• [Objetivo]:
Escribe cómo sigue el texto sobre Tato Bores, arrancando después de su última oración.

• [Fragmento del documento]:

________________________________________

Strasse fue uno de los tantos disfraces que tuvo Tato Bores y, seguramente, el personaje más iluminado del último tramo de su admirable carrera televisiva, que se extendió entre 1957 y 1993. Cuando la inspiración de sus hijos Alejandro y Sebastián Borensztein (responsables creativos de la carrera de Tato a partir de 1988) construyó ese magnífico homenaje llamado La Argentina de Tato en 1999, Strasse apareció como el compilador simultáneo de la vida televisiva del actor y de su punzante mirada sobre la realidad de nuestro país.

A Tato seguramente le hubiese agradado mucho comprobar que esos grandes momentos suyos que reaparecen periódicamente en la pantalla contando hace 30 o 40 años cosas muy parecidas a las que nos ocurren hoy se deben a la paciente búsqueda arqueológica de Strasse. El círculo en forma de chiste se cierra a través de las dos caras de un mismo actor. No hay otro como él en condiciones de cumplir con esa misión.

Por atributos como este, Tato Bores merece con creces un título al que pocos pueden aspirar con tanta legitimidad, el de actor cómico de la Nación. Como señaló con agudeza Bartolomé de Vedia al despedirlo en LA NACION hace un cuarto de siglo, Bores llenó primero con creces los sucesivos destinos que la vida le brindó: hacer reír, hacer pensar (casi siempre por la vía del absurdo) y hacer felices a quienes lo rodeaban. Y lo hizo de la mano de una gran renovación de las tiras políticas no en cualquier lugar sino en la Argentina de su tiempo, durante casi tres décadas. Fue, agrega De Vedia, el brillante monologuista «que mantuvo despierta la conciencia cívica de varias generaciones con su monitoreo desenfadado e irreverente de la realidad nacional». Un abordaje, sabemos hoy, extraordinaria y asombrosamente vigente.

________________________________________

[Entradas de un conjunto de datos]
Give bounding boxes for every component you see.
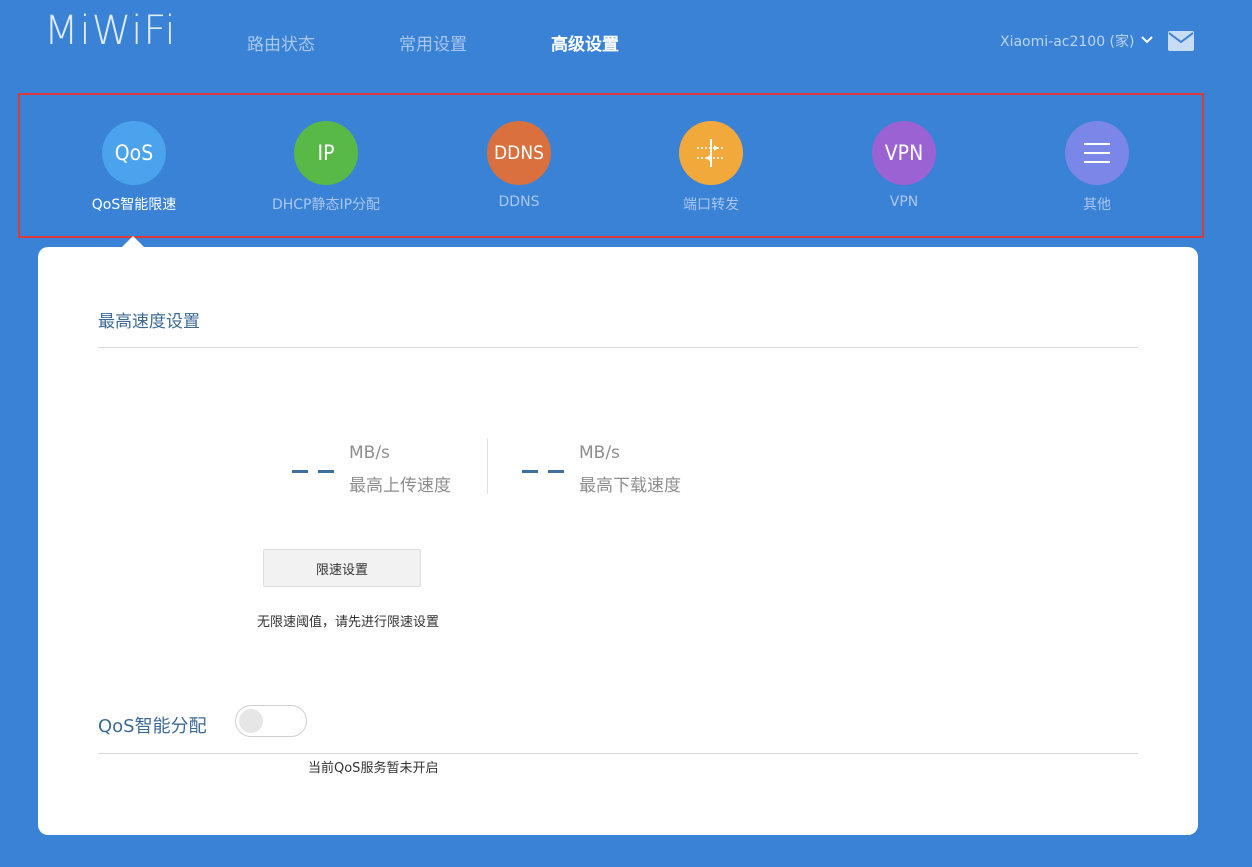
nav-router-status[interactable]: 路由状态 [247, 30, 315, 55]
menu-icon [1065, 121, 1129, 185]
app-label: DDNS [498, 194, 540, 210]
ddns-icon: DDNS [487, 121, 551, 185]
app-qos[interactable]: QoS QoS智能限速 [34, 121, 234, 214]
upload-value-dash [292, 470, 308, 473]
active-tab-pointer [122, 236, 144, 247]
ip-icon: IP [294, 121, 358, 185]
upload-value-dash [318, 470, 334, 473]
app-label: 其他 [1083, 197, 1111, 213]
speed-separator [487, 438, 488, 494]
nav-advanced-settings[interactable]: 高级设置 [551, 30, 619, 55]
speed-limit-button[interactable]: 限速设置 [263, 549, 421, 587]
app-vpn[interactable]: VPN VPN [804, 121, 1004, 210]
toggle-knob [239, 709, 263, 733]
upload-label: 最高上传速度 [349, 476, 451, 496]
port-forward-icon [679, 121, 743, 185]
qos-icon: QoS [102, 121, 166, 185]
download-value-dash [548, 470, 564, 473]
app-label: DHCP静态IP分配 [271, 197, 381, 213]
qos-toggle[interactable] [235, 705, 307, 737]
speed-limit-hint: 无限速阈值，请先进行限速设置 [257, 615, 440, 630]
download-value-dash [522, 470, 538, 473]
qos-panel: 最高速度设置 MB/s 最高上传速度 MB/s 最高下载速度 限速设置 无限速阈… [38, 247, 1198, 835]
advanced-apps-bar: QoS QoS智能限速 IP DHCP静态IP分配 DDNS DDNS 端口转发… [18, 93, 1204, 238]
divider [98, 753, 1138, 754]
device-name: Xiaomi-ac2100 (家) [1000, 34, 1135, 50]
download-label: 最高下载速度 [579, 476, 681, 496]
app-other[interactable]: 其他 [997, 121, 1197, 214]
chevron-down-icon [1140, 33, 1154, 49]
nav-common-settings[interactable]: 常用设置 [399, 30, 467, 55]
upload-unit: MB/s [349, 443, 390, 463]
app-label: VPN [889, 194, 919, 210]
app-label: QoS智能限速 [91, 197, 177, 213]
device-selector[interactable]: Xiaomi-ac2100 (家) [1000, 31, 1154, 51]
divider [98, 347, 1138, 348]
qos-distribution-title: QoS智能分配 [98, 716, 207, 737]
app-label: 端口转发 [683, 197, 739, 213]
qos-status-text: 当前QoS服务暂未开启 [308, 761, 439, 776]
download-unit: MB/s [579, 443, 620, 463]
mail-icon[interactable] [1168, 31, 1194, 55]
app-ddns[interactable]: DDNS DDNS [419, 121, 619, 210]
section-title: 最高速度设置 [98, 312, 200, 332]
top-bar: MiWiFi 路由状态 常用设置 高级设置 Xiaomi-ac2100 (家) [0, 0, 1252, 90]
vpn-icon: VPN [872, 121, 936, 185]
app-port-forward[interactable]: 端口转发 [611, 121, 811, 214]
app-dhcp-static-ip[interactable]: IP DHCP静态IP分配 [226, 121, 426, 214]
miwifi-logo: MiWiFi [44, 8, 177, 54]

________________________________________

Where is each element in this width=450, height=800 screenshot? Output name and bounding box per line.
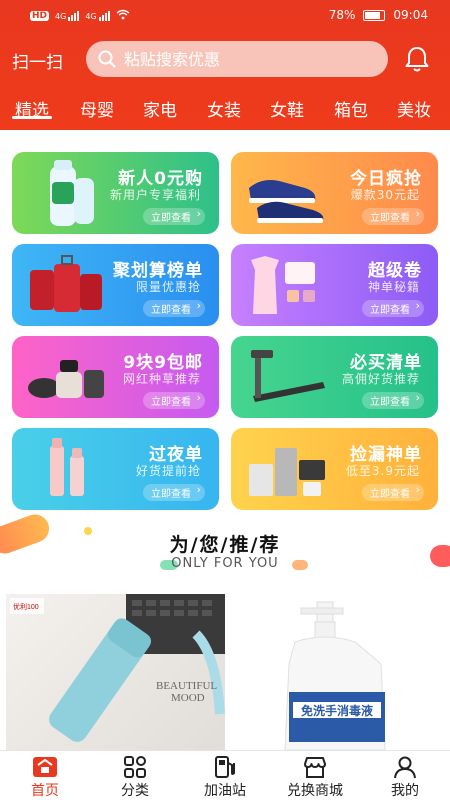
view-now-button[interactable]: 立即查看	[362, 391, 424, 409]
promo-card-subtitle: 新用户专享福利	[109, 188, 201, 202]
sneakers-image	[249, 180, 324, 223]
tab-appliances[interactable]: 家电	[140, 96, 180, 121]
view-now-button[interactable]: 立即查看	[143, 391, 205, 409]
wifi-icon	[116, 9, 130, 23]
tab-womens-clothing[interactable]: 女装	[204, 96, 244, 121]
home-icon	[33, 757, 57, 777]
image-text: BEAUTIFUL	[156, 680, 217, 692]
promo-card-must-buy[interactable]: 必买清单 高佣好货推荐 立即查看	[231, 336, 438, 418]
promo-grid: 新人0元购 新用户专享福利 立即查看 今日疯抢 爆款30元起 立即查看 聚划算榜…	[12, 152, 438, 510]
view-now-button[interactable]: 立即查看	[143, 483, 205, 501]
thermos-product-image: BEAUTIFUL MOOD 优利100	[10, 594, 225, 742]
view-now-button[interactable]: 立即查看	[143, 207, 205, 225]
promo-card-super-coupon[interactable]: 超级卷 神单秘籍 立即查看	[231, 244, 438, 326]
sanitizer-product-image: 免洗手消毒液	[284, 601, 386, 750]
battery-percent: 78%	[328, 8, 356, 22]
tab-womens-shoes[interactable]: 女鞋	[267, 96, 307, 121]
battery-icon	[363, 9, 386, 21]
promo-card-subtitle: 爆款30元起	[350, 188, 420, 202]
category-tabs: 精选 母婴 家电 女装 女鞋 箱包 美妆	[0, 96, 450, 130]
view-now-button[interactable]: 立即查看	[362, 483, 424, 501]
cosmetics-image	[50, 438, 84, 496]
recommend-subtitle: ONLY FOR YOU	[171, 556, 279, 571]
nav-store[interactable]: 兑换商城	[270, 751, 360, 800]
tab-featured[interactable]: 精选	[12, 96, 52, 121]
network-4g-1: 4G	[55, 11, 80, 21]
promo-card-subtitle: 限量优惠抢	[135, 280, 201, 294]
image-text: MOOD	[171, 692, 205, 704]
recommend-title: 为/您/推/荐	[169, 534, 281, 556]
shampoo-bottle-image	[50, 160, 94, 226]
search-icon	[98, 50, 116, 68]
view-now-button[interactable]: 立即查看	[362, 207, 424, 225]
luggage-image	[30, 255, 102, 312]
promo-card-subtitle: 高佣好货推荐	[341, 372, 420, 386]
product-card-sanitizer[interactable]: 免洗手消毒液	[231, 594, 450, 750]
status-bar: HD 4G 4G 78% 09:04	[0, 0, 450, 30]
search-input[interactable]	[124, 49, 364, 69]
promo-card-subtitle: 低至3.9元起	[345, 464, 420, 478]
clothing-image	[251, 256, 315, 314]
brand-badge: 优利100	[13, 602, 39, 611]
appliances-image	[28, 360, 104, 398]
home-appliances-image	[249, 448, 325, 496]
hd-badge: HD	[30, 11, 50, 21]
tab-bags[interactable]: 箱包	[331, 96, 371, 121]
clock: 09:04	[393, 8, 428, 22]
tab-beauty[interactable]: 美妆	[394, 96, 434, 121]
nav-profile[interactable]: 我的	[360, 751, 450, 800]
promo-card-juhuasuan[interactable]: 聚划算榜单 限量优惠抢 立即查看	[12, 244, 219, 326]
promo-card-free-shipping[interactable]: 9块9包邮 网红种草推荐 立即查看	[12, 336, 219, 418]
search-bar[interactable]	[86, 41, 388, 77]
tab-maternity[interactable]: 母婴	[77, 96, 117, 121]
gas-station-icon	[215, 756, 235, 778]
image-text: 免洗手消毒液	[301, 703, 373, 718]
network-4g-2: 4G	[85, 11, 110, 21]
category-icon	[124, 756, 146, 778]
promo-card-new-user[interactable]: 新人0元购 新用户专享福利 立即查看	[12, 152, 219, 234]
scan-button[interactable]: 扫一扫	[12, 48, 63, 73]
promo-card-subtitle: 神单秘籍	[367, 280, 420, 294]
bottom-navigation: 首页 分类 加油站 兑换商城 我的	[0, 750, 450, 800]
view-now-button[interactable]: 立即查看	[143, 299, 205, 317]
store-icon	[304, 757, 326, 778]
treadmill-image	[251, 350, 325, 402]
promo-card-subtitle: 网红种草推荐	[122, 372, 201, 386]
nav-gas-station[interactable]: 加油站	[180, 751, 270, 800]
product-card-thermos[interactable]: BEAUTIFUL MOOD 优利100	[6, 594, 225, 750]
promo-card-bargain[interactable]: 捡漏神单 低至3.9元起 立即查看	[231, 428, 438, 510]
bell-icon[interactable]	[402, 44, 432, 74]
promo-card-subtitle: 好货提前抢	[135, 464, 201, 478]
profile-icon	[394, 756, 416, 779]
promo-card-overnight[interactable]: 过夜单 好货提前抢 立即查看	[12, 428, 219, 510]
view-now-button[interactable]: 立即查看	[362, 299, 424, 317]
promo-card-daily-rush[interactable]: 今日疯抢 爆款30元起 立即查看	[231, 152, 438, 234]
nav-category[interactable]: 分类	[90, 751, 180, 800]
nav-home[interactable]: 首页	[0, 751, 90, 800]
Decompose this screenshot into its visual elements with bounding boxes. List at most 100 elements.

________________________________________

• [La respuesta]:
Antes de alcanzar esa identidad definitiva de humorista político imprescindible (e irremplazable) recorrió otros caminos. Pero en su cabeza el viaje tenía una línea recta. Desde que era adolescente sintió que el mundo del espectáculo lo atraía como un imán. No podía resistir el magnetismo de la noche, válvula de escape de una infancia marcada por la pobreza, el fracaso escolar (lo habían expulsado por vago del colegio secundario) y la frustración de no haber podido aprender a tocar el clarinete.

Los primeros pasos en los medios

Mauricio Borensztein (nombre y apellido de su documento de identidad) jugó siempre medio en broma y medio en serio con las incógnitas alrededor de su fecha de nacimiento, que se sitúa según las fuentes entre 1925 y 1927. Creció en los alrededores de la Plaza Lavalle, en una vivienda de dos habitaciones situada en Córdoba y Libertad. Su primer contacto con el universo en el que se consagraría tuvo que ver con la música. Era uno de los plomos (encargados del transporte y armado de instrumentos, partituras y elementos sonoros) de la orquesta de Luis Rolero. No llegó a aprender el clarinete, pero se sumaba de tanto en tanto a las actuaciones ejecutando algún instrumento de percusión.

Tato Bores y sus tres hijos
Tato Bores y sus tres hijos Fuente: Archivo – Crédito: Gentileza Familia Borenstein

Esa orquesta acompañaba las transmisiones de radio en vivo que hacía a mediados de la década del 40 la troupe encabezada por Pepe Iglesias «El Zorro», una de las grandes estrellas de la época. Ellos fueron los primeros en escuchar (y festejar) los chistes que Bores hacía durante las pausas de cada actuación. Cuando el propio Iglesias y Julio Porter (un acreditado guionista y productor radial) lo escucharon, Bores fue inmediatamente invitado a sumarse al equipo.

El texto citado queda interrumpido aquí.